Go through the entries below and retype them exactly, omitting each picture.

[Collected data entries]
····················

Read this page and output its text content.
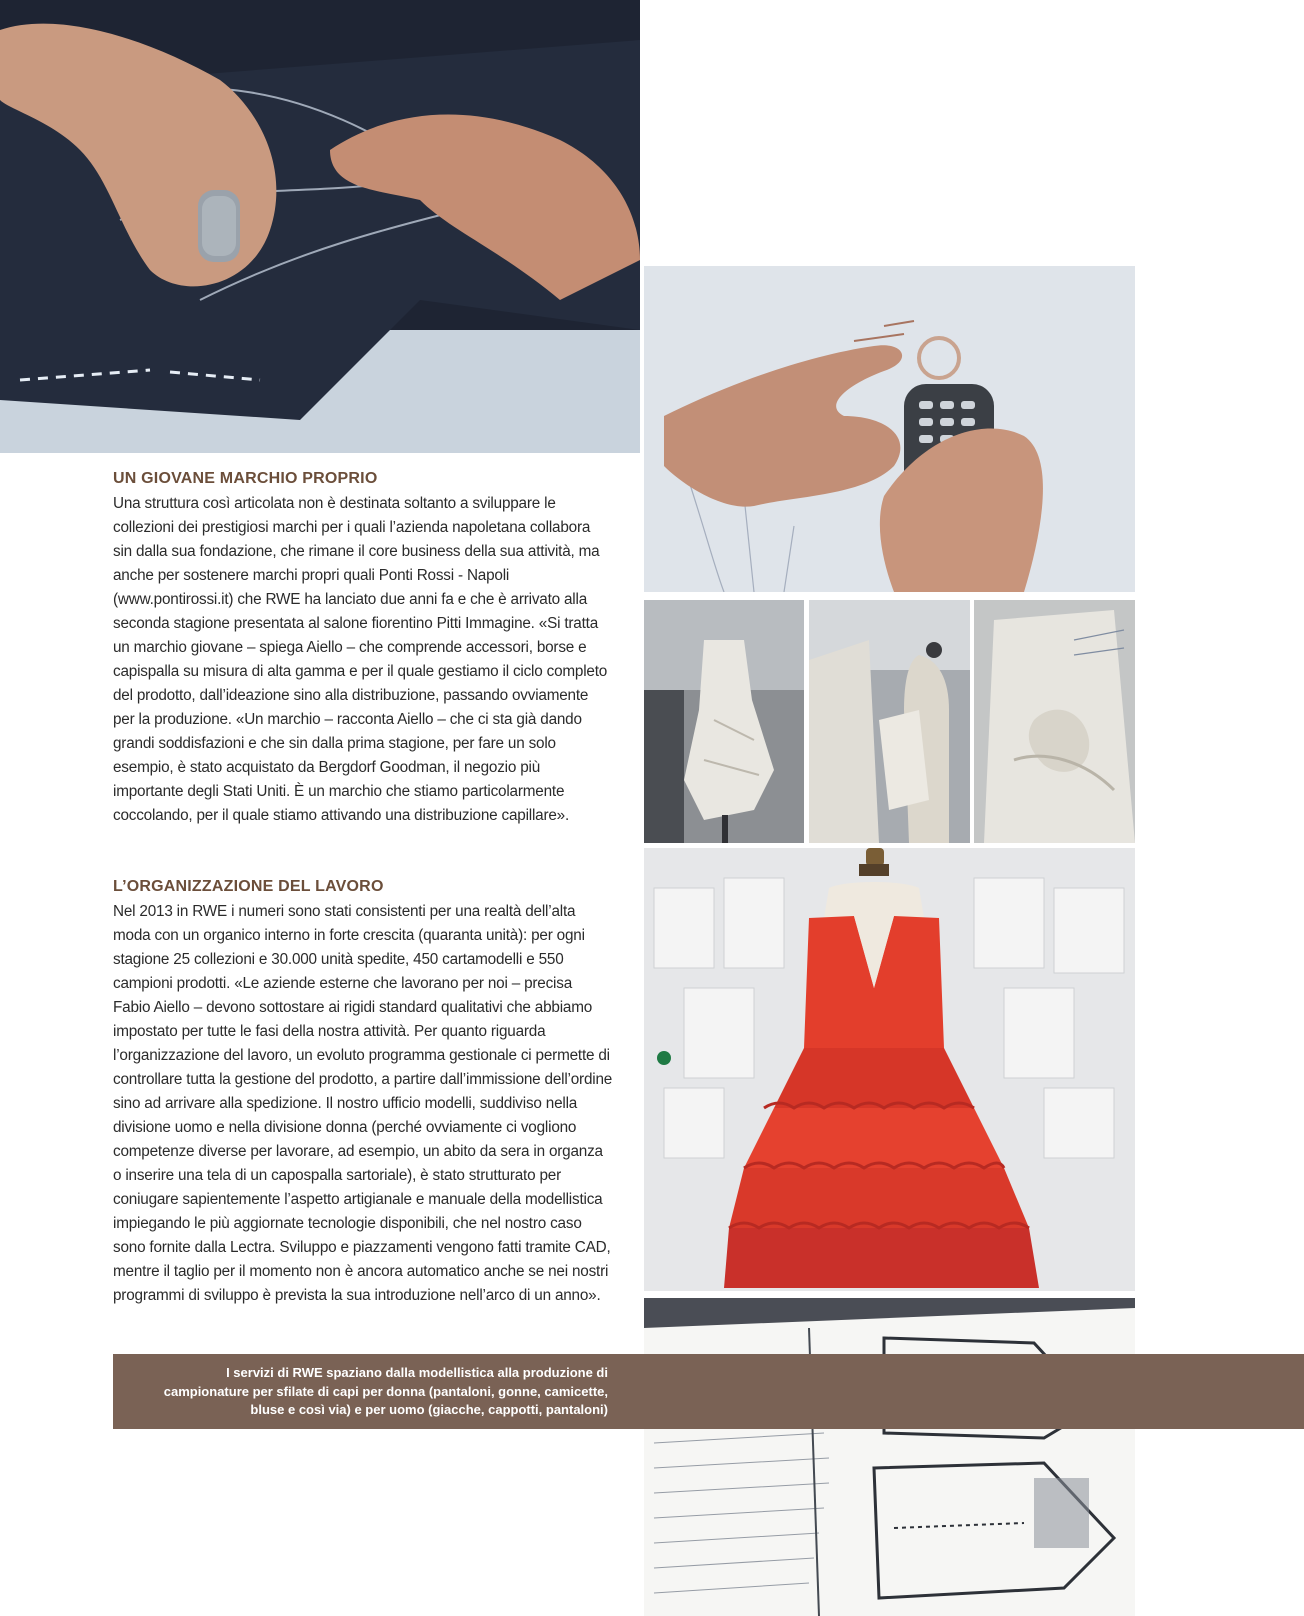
UN GIOVANE MARCHIO PROPRIO

Una struttura così articolata non è destinata soltanto a sviluppare le collezioni dei prestigiosi marchi per i quali l’azienda napoletana collabora sin dalla sua fondazione, che rimane il core business della sua attività, ma anche per sostenere marchi propri quali Ponti Rossi - Napoli (www.pontirossi.it) che RWE ha lanciato due anni fa e che è arrivato alla seconda stagione presentata al salone fiorentino Pitti Immagine. «Si tratta un marchio giovane – spiega Aiello – che comprende accessori, borse e capispalla su misura di alta gamma e per il quale gestiamo il ciclo completo del prodotto, dall’ideazione sino alla distribuzione, passando ovviamente per la produzione. «Un marchio – racconta Aiello – che ci sta già dando grandi soddisfazioni e che sin dalla prima stagione, per fare un solo esempio, è stato acquistato da Bergdorf Goodman, il negozio più importante degli Stati Uniti. È un marchio che stiamo particolarmente coccolando, per il quale stiamo attivando una distribuzione capillare».

L’ORGANIZZAZIONE DEL LAVORO

Nel 2013 in RWE i numeri sono stati consistenti per una realtà dell’alta moda con un organico interno in forte crescita (quaranta unità): per ogni stagione 25 collezioni e 30.000 unità spedite, 450 cartamodelli e 550 campioni prodotti. «Le aziende esterne che lavorano per noi – precisa Fabio Aiello – devono sottostare ai rigidi standard qualitativi che abbiamo impostato per tutte le fasi della nostra attività. Per quanto riguarda l’organizzazione del lavoro, un evoluto programma gestionale ci permette di controllare tutta la gestione del prodotto, a partire dall’immissione dell’ordine sino ad arrivare alla spedizione. Il nostro ufficio modelli, suddiviso nella divisione uomo e nella divisione donna (perché ovviamente ci vogliono competenze diverse per lavorare, ad esempio, un abito da sera in organza o inserire una tela di un capospalla sartoriale), è stato strutturato per coniugare sapientemente l’aspetto artigianale e manuale della modellistica impiegando le più aggiornate tecnologie disponibili, che nel nostro caso sono fornite dalla Lectra. Sviluppo e piazzamenti vengono fatti tramite CAD, mentre il taglio per il momento non è ancora automatico anche se nei nostri programmi di sviluppo è prevista la sua introduzione nell’arco di un anno».

I servizi di RWE spaziano dalla modellistica alla produzione di campionature per sfilate di capi per donna (pantaloni, gonne, camicette, bluse e così via) e per uomo (giacche, cappotti, pantaloni)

····················

SOLVED EXERCISE:
Read this page and output its text content.
UN GIOVANE MARCHIO PROPRIO

Una struttura così articolata non è destinata soltanto a sviluppare le collezioni dei prestigiosi marchi per i quali l’azienda napoletana collabora sin dalla sua fondazione, che rimane il core business della sua attività, ma anche per sostenere marchi propri quali Ponti Rossi - Napoli (www.pontirossi.it) che RWE ha lanciato due anni fa e che è arrivato alla seconda stagione presentata al salone fiorentino Pitti Immagine. «Si tratta un marchio giovane – spiega Aiello – che comprende accessori, borse e capispalla su misura di alta gamma e per il quale gestiamo il ciclo completo del prodotto, dall’ideazione sino alla distribuzione, passando ovviamente per la produzione. «Un marchio – racconta Aiello – che ci sta già dando grandi soddisfazioni e che sin dalla prima stagione, per fare un solo esempio, è stato acquistato da Bergdorf Goodman, il negozio più importante degli Stati Uniti. È un marchio che stiamo particolarmente coccolando, per il quale stiamo attivando una distribuzione capillare».

L’ORGANIZZAZIONE DEL LAVORO

Nel 2013 in RWE i numeri sono stati consistenti per una realtà dell’alta moda con un organico interno in forte crescita (quaranta unità): per ogni stagione 25 collezioni e 30.000 unità spedite, 450 cartamodelli e 550 campioni prodotti. «Le aziende esterne che lavorano per noi – precisa Fabio Aiello – devono sottostare ai rigidi standard qualitativi che abbiamo impostato per tutte le fasi della nostra attività. Per quanto riguarda l’organizzazione del lavoro, un evoluto programma gestionale ci permette di controllare tutta la gestione del prodotto, a partire dall’immissione dell’ordine sino ad arrivare alla spedizione. Il nostro ufficio modelli, suddiviso nella divisione uomo e nella divisione donna (perché ovviamente ci vogliono competenze diverse per lavorare, ad esempio, un abito da sera in organza o inserire una tela di un capospalla sartoriale), è stato strutturato per coniugare sapientemente l’aspetto artigianale e manuale della modellistica impiegando le più aggiornate tecnologie disponibili, che nel nostro caso sono fornite dalla Lectra. Sviluppo e piazzamenti vengono fatti tramite CAD, mentre il taglio per il momento non è ancora automatico anche se nei nostri programmi di sviluppo è prevista la sua introduzione nell’arco di un anno».

I servizi di RWE spaziano dalla modellistica alla produzione di campionature per sfilate di capi per donna (pantaloni, gonne, camicette, bluse e così via) e per uomo (giacche, cappotti, pantaloni)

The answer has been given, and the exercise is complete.